Page extract:
-------------------------

"What If There Are Other Companies Trying To Look At Immortality In a Different Way?"

Started by Nightmare Asylum, Jan 05, 2022, 03:03:56 AM

"What If There Are Other Companies Trying To Look At Immortality In a Different Way?" (Read 17,003 times)



Quote from: PsyKore on Jan 06, 2022, 06:04:12 AM

Yeeeeeah... In recent years, the 'Doctor Who' team were repeatedly pulling that trick during interviews and the end results never matched up to the expectations they were hyping. I remember one of the writers trying to cover for what was clearly a lack of budget by declaring something like, "Nothing is scarier than an empty hotel room." And, like... Yeah, that kind of stuff can be made to feel unsettling, given the right elements, but that's a far cry from what they were claiming - and the way it was actually executed felt very pedestrian.

The major example I'll always remember is the pilot for the 'Battlestar Galactica' remake, where Adama, of all possible characters, improvised a speech where he droned on about how maybe humanity didn't deserve to win against during the first war against the cylons and, wow... Did that ever feel like sanctimonious BS. He, of all characters, in the original, was the one who stood for hope. He was the Picard-alike who was always emphatic about how, no matter the odds, humanity deserved a chance to prove it could rise above whatever misdeeds may have been committed in the past by a few. If he felt that way, why not resign from his post as someone in charge of defending humanity from its greatest threats?

Ripley's quote worked really well, because she's not generalising and damning the Marines, Newt, her old crew, etcetera. She mentions species, but it's more of a directed comment against Burke and the corporate (as opposed to Capitalist) mindset he was representative of. Executives, politicians, etcetera, who come to see people as mere statistics and stepping stones for their personal gain.

-------------------------

Available data:
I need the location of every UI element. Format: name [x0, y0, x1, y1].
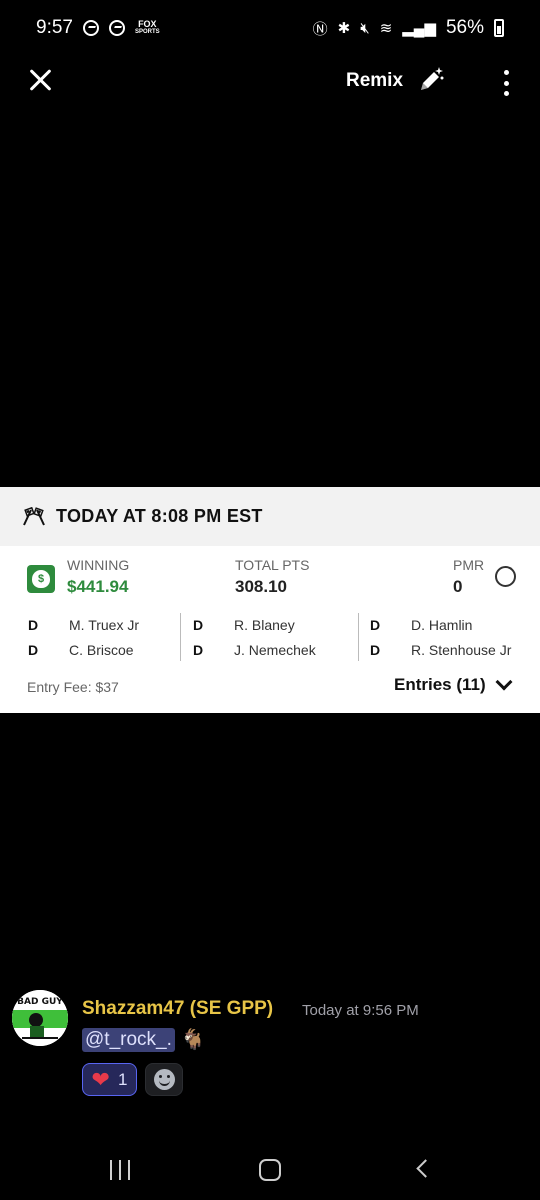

-------------------------

What you will do:
- a) Summarize the forum post in two sentences.
- b) In the forum post, what did one of the 'Doctor Who' writers declare while trying to cover for a lack of budget?
- c) Repeat the forum post from "Quote from: PsyKore" to "felt very pedestrian.".

Exercise answers:
- a) The poster criticizes the 'Doctor Who' team for hyping expectations in interviews that the end results never matched, and faults the pilot of the 'Battlestar Galactica' remake for having Adama, who stood for hope in the original, drone on about how humanity maybe didn't deserve to win. By contrast, the poster says Ripley's quote worked well because it doesn't damn everyone but is aimed at Burke and the corporate mindset he represented.

- b) "Nothing is scarier than an empty hotel room."

- c)
Quote from: PsyKore on Jan 06, 2022, 06:04:12 AM

Yeeeeeah... In recent years, the 'Doctor Who' team were repeatedly pulling that trick during interviews and the end results never matched up to the expectations they were hyping. I remember one of the writers trying to cover for what was clearly a lack of budget by declaring something like, "Nothing is scarier than an empty hotel room." And, like... Yeah, that kind of stuff can be made to feel unsettling, given the right elements, but that's a far cry from what they were claiming - and the way it was actually executed felt very pedestrian.